**What to work on:** Will you output all of the data below exactly, omitting the images?

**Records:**

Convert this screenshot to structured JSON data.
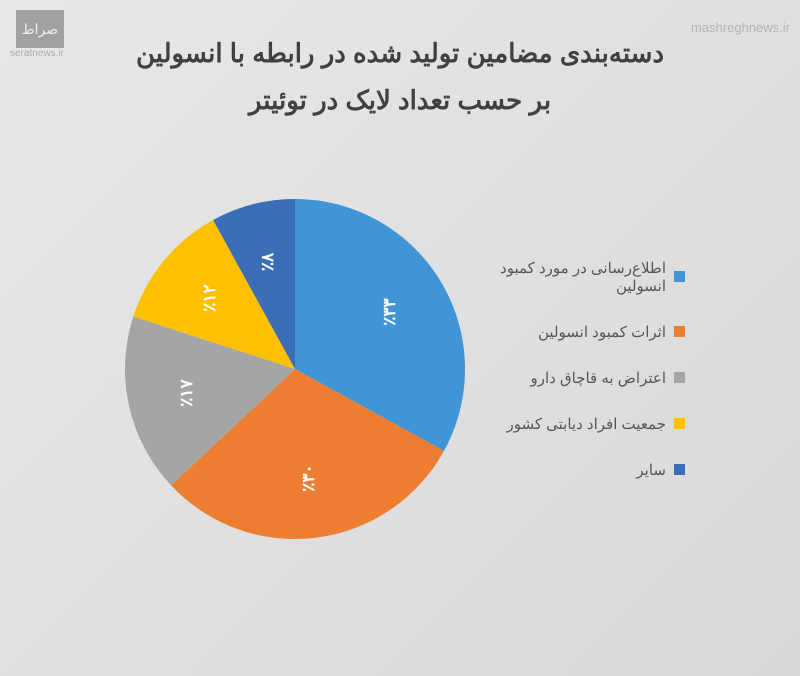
{
  "title_line1": "دسته‌بندی مضامین تولید شده در رابطه با انسولین",
  "title_line2": "بر حسب تعداد لایک در توئیتر",
  "watermark_left_text": "seratnews.ir",
  "watermark_left_logo": "صراط",
  "watermark_right_text": "mashreghnews.ir",
  "chart": {
    "type": "pie",
    "background_color": "#e4e4e4",
    "title_fontsize": 26,
    "title_color": "#404040",
    "label_fontsize": 17,
    "label_color": "#ffffff",
    "legend_fontsize": 15,
    "legend_color": "#555555",
    "start_angle_deg": -90,
    "slices": [
      {
        "label": "اطلاع‌رسانی در مورد کمبود انسولین",
        "value": 33,
        "display": "٪۳۳",
        "color": "#3f95d5"
      },
      {
        "label": "اثرات کمبود انسولین",
        "value": 30,
        "display": "٪۳۰",
        "color": "#ed7d31"
      },
      {
        "label": "اعتراض به قاچاق دارو",
        "value": 17,
        "display": "٪۱۷",
        "color": "#a5a5a5"
      },
      {
        "label": "جمعیت افراد دیابتی کشور",
        "value": 12,
        "display": "٪۱۲",
        "color": "#ffc002"
      },
      {
        "label": "سایر",
        "value": 8,
        "display": "٪۸",
        "color": "#3a6fb7"
      }
    ]
  }
}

**Exercise solution:**
Convert this screenshot to structured JSON data.
{
  "title_line1": "دسته‌بندی مضامین تولید شده در رابطه با انسولین",
  "title_line2": "بر حسب تعداد لایک در توئیتر",
  "watermark_left_text": "seratnews.ir",
  "watermark_left_logo": "صراط",
  "watermark_right_text": "mashreghnews.ir",
  "chart": {
    "type": "pie",
    "background_color": "#e4e4e4",
    "title_fontsize": 26,
    "title_color": "#404040",
    "label_fontsize": 17,
    "label_color": "#ffffff",
    "legend_fontsize": 15,
    "legend_color": "#555555",
    "start_angle_deg": -90,
    "slices": [
      {
        "label": "اطلاع‌رسانی در مورد کمبود انسولین",
        "value": 33,
        "display": "٪۳۳",
        "color": "#3f95d5"
      },
      {
        "label": "اثرات کمبود انسولین",
        "value": 30,
        "display": "٪۳۰",
        "color": "#ed7d31"
      },
      {
        "label": "اعتراض به قاچاق دارو",
        "value": 17,
        "display": "٪۱۷",
        "color": "#a5a5a5"
      },
      {
        "label": "جمعیت افراد دیابتی کشور",
        "value": 12,
        "display": "٪۱۲",
        "color": "#ffc002"
      },
      {
        "label": "سایر",
        "value": 8,
        "display": "٪۸",
        "color": "#3a6fb7"
      }
    ]
  }
}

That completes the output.